#### INPUT DATA
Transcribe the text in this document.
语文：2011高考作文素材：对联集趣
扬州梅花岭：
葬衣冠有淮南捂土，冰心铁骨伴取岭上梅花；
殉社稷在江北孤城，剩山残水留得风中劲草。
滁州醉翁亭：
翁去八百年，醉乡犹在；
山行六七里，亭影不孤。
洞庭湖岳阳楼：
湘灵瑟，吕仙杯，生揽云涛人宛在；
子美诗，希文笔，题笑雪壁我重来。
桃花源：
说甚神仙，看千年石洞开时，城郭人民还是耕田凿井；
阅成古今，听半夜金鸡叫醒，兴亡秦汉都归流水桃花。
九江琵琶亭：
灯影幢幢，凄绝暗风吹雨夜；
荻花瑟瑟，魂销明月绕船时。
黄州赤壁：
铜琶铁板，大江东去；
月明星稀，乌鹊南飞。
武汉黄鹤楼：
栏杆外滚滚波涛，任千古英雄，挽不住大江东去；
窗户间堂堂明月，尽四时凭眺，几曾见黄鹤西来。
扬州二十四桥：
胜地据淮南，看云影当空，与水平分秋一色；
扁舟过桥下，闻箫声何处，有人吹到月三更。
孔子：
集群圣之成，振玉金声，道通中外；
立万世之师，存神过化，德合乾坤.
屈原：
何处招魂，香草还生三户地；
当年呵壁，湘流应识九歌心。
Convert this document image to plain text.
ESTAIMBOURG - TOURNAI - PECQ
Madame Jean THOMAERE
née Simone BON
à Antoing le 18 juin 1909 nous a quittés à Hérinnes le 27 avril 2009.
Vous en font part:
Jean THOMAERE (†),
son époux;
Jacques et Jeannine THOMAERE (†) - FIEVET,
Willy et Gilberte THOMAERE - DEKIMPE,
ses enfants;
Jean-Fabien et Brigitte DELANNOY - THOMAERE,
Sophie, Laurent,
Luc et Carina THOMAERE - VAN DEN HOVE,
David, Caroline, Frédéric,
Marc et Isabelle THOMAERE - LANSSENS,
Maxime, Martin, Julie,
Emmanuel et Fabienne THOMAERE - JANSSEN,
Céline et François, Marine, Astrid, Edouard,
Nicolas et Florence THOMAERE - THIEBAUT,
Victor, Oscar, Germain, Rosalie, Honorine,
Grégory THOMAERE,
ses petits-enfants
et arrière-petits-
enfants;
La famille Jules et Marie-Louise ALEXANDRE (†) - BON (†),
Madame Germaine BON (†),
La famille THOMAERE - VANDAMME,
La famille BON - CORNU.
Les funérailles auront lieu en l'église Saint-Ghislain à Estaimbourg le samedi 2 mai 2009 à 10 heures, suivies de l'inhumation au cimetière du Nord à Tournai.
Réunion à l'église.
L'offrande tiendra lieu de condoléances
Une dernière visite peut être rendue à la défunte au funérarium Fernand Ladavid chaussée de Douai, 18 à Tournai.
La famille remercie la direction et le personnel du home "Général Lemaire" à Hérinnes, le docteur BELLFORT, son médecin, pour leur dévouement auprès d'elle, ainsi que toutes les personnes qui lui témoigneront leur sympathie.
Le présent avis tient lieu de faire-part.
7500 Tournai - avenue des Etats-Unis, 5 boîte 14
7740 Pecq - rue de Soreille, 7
########
**SHORT TASK:**
Every record should be given again exactly.

**RESULT:**
Transcribe the text in this document.
语文：2011高考作文素材：对联集趣
扬州梅花岭：
葬衣冠有淮南捂土，冰心铁骨伴取岭上梅花；
殉社稷在江北孤城，剩山残水留得风中劲草。
滁州醉翁亭：
翁去八百年，醉乡犹在；
山行六七里，亭影不孤。
洞庭湖岳阳楼：
湘灵瑟，吕仙杯，生揽云涛人宛在；
子美诗，希文笔，题笑雪壁我重来。
桃花源：
说甚神仙，看千年石洞开时，城郭人民还是耕田凿井；
阅成古今，听半夜金鸡叫醒，兴亡秦汉都归流水桃花。
九江琵琶亭：
灯影幢幢，凄绝暗风吹雨夜；
荻花瑟瑟，魂销明月绕船时。
黄州赤壁：
铜琶铁板，大江东去；
月明星稀，乌鹊南飞。
武汉黄鹤楼：
栏杆外滚滚波涛，任千古英雄，挽不住大江东去；
窗户间堂堂明月，尽四时凭眺，几曾见黄鹤西来。
扬州二十四桥：
胜地据淮南，看云影当空，与水平分秋一色；
扁舟过桥下，闻箫声何处，有人吹到月三更。
孔子：
集群圣之成，振玉金声，道通中外；
立万世之师，存神过化，德合乾坤.
屈原：
何处招魂，香草还生三户地；
当年呵壁，湘流应识九歌心。
Convert this document image to plain text.
ESTAIMBOURG - TOURNAI - PECQ
Madame Jean THOMAERE
née Simone BON
à Antoing le 18 juin 1909 nous a quittés à Hérinnes le 27 avril 2009.
Vous en font part:
Jean THOMAERE (†),
son époux;
Jacques et Jeannine THOMAERE (†) - FIEVET,
Willy et Gilberte THOMAERE - DEKIMPE,
ses enfants;
Jean-Fabien et Brigitte DELANNOY - THOMAERE,
Sophie, Laurent,
Luc et Carina THOMAERE - VAN DEN HOVE,
David, Caroline, Frédéric,
Marc et Isabelle THOMAERE - LANSSENS,
Maxime, Martin, Julie,
Emmanuel et Fabienne THOMAERE - JANSSEN,
Céline et François, Marine, Astrid, Edouard,
Nicolas et Florence THOMAERE - THIEBAUT,
Victor, Oscar, Germain, Rosalie, Honorine,
Grégory THOMAERE,
ses petits-enfants
et arrière-petits-
enfants;
La famille Jules et Marie-Louise ALEXANDRE (†) - BON (†),
Madame Germaine BON (†),
La famille THOMAERE - VANDAMME,
La famille BON - CORNU.
Les funérailles auront lieu en l'église Saint-Ghislain à Estaimbourg le samedi 2 mai 2009 à 10 heures, suivies de l'inhumation au cimetière du Nord à Tournai.
Réunion à l'église.
L'offrande tiendra lieu de condoléances
Une dernière visite peut être rendue à la défunte au funérarium Fernand Ladavid chaussée de Douai, 18 à Tournai.
La famille remercie la direction et le personnel du home "Général Lemaire" à Hérinnes, le docteur BELLFORT, son médecin, pour leur dévouement auprès d'elle, ainsi que toutes les personnes qui lui témoigneront leur sympathie.
Le présent avis tient lieu de faire-part.
7500 Tournai - avenue des Etats-Unis, 5 boîte 14
7740 Pecq - rue de Soreille, 7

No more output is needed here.